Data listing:
*****
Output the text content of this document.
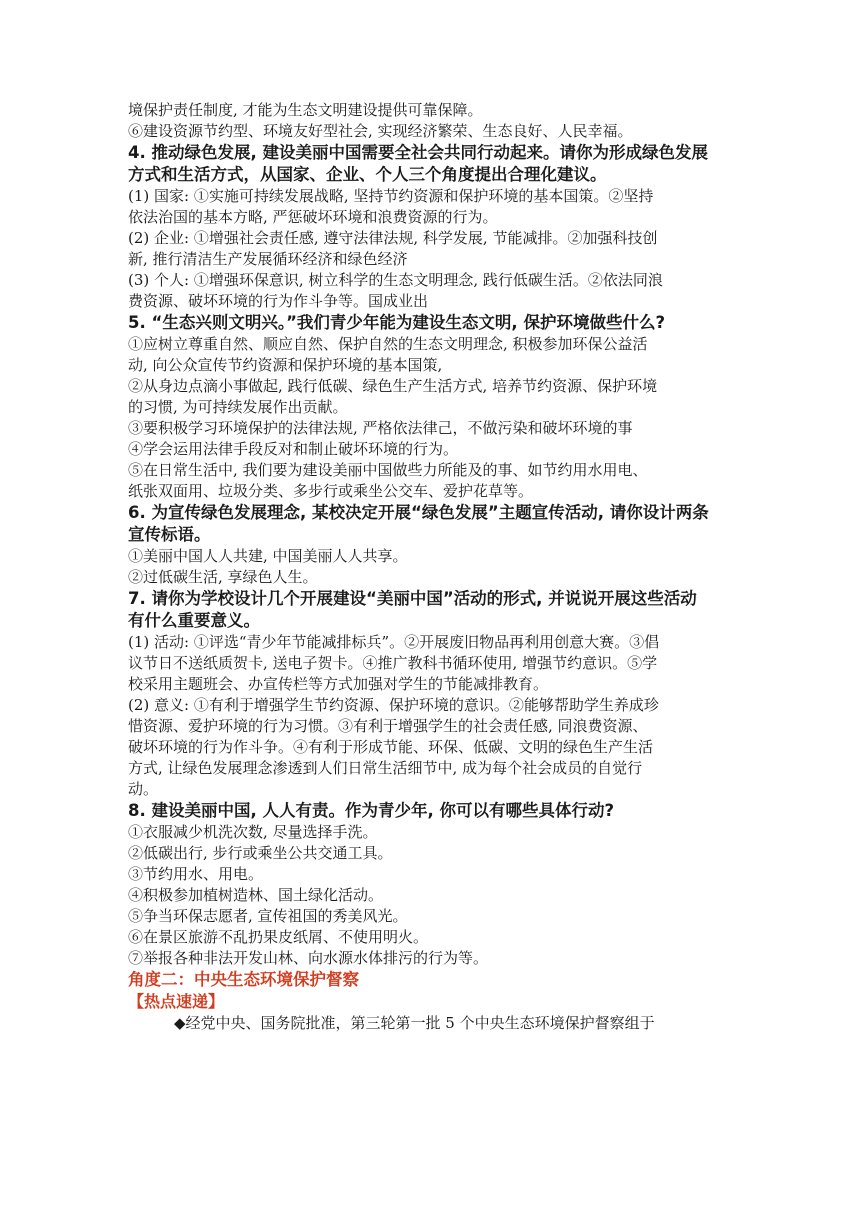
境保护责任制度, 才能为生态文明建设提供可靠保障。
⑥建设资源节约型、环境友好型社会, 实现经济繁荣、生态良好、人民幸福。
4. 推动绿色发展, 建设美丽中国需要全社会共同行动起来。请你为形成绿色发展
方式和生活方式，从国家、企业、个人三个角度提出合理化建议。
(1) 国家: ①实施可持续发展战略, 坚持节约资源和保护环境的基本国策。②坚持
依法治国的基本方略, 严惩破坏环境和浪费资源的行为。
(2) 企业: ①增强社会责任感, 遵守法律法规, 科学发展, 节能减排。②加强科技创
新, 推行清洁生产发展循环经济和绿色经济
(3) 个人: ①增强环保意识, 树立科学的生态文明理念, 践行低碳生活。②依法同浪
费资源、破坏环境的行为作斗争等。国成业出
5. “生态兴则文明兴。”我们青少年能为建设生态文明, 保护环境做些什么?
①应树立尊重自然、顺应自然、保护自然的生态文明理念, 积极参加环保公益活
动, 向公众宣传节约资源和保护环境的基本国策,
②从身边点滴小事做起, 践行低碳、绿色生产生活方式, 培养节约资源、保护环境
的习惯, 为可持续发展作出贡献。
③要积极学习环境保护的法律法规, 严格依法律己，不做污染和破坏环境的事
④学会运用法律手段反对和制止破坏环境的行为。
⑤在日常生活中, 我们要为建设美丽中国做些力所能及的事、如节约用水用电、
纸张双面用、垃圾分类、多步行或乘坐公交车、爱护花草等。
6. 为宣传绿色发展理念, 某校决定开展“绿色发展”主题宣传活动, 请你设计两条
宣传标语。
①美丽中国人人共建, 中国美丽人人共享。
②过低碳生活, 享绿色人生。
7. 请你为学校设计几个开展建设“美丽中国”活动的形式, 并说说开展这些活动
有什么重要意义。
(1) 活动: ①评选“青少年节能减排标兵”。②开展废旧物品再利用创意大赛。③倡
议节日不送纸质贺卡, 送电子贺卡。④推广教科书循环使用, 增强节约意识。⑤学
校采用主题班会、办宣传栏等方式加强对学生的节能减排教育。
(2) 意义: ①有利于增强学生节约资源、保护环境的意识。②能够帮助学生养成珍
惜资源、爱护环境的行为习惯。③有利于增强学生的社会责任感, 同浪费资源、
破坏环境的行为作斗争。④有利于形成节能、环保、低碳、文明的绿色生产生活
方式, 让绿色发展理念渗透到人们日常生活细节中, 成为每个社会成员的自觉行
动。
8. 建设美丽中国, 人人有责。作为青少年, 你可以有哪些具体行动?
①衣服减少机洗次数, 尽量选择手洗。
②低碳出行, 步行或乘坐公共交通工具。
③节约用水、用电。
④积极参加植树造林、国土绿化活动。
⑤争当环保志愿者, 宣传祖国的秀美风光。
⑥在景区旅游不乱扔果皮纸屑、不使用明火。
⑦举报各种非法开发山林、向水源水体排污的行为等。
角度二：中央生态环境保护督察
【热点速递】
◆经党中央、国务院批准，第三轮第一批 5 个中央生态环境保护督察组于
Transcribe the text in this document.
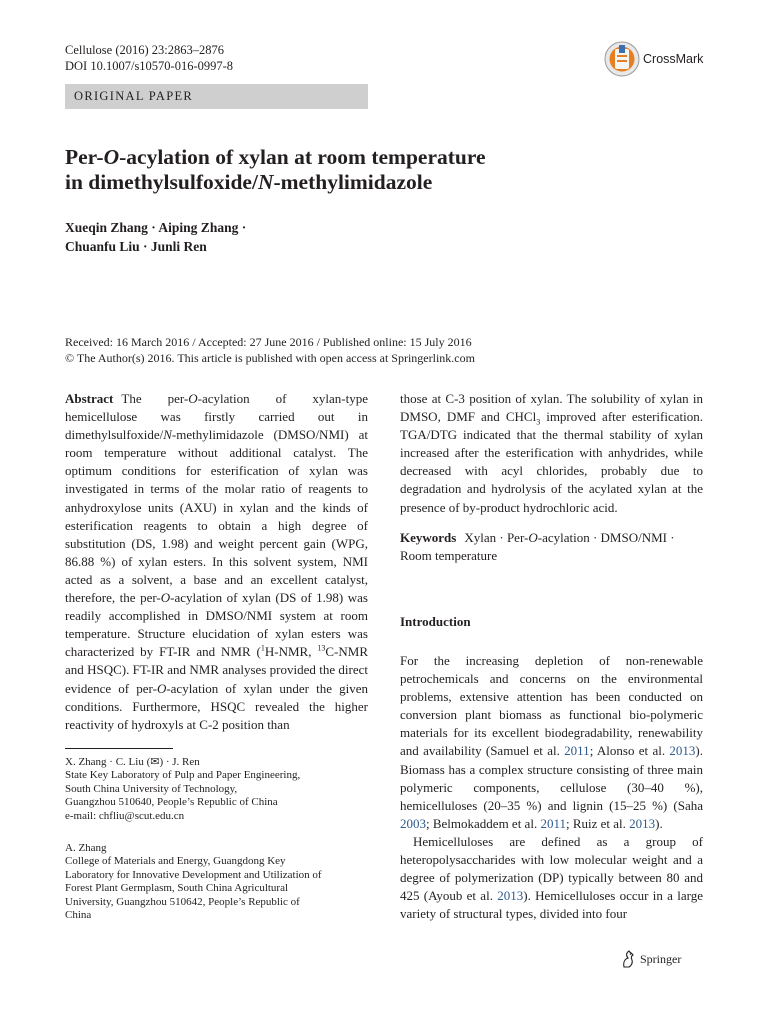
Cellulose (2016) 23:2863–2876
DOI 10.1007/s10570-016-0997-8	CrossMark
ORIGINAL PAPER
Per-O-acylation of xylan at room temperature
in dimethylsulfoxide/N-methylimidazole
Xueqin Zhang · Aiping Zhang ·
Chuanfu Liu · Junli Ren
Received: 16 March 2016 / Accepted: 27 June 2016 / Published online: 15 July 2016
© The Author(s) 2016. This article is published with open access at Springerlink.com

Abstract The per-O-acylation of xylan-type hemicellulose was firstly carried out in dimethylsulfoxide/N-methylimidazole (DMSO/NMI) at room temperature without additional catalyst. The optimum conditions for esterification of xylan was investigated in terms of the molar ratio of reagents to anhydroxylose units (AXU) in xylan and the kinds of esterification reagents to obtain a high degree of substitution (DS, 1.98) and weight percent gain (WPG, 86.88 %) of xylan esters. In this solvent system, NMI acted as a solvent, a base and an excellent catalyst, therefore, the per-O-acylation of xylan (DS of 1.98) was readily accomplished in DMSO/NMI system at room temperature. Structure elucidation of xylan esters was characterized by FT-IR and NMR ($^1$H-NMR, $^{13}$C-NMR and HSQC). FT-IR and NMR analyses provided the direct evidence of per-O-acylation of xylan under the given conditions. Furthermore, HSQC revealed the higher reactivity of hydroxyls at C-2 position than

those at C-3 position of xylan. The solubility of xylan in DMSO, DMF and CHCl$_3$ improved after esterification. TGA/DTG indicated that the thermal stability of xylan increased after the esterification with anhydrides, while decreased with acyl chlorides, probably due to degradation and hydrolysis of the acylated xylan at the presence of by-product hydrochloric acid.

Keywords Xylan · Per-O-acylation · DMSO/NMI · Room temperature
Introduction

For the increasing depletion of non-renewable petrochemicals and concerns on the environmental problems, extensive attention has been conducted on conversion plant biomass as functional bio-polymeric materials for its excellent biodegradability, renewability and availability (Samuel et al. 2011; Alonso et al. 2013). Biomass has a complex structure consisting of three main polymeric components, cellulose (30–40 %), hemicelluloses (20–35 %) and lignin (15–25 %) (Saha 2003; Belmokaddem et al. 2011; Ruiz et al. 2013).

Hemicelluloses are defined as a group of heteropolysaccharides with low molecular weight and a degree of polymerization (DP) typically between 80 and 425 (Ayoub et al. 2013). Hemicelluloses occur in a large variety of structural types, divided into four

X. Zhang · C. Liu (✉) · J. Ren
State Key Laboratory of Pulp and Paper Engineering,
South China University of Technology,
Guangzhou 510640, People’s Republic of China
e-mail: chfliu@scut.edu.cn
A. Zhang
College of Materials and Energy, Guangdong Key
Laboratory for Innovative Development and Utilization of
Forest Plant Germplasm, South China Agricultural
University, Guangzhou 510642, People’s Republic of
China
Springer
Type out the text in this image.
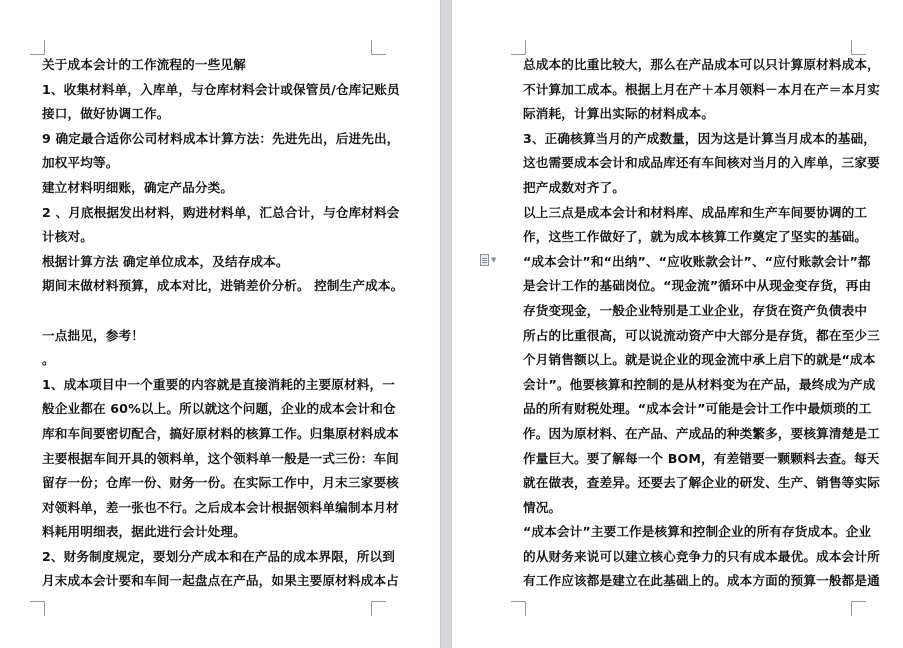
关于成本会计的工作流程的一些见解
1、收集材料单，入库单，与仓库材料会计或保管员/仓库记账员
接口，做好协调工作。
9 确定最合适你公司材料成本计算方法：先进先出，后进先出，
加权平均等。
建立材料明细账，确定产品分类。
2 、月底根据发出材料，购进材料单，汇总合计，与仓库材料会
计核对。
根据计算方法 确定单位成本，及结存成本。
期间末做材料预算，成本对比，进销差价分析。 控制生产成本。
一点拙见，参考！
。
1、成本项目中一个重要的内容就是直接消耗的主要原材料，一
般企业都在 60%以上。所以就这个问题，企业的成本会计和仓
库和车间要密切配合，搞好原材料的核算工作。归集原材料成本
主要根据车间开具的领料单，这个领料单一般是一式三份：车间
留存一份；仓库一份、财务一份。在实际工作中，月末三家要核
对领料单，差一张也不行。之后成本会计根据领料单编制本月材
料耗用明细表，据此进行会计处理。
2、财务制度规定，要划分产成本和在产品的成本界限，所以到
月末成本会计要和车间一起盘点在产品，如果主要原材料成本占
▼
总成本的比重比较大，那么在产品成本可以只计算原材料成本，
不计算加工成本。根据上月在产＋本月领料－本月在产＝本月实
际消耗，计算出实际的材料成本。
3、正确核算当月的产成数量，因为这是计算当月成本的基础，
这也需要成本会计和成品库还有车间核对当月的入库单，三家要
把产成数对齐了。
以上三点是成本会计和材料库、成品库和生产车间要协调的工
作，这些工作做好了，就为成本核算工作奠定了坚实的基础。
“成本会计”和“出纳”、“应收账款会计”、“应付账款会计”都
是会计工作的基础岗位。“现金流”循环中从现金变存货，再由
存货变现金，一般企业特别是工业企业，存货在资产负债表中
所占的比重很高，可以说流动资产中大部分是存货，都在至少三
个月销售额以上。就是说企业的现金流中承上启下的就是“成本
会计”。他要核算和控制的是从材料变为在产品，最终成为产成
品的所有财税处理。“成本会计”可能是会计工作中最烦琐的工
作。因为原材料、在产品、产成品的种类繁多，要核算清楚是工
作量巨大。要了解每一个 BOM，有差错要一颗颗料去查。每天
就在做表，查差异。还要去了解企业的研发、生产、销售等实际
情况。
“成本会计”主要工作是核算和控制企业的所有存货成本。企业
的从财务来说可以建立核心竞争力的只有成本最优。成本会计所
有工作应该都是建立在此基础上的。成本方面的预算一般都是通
*****
*INSTRUCTIONS FOR THE TASK:*
Identify each line of the material where the word "China" shows up, and copy it.

*RESULT:*
South China University of Technology,
Guangzhou 510640, People’s Republic of China
Forest Plant Germplasm, South China Agricultural
China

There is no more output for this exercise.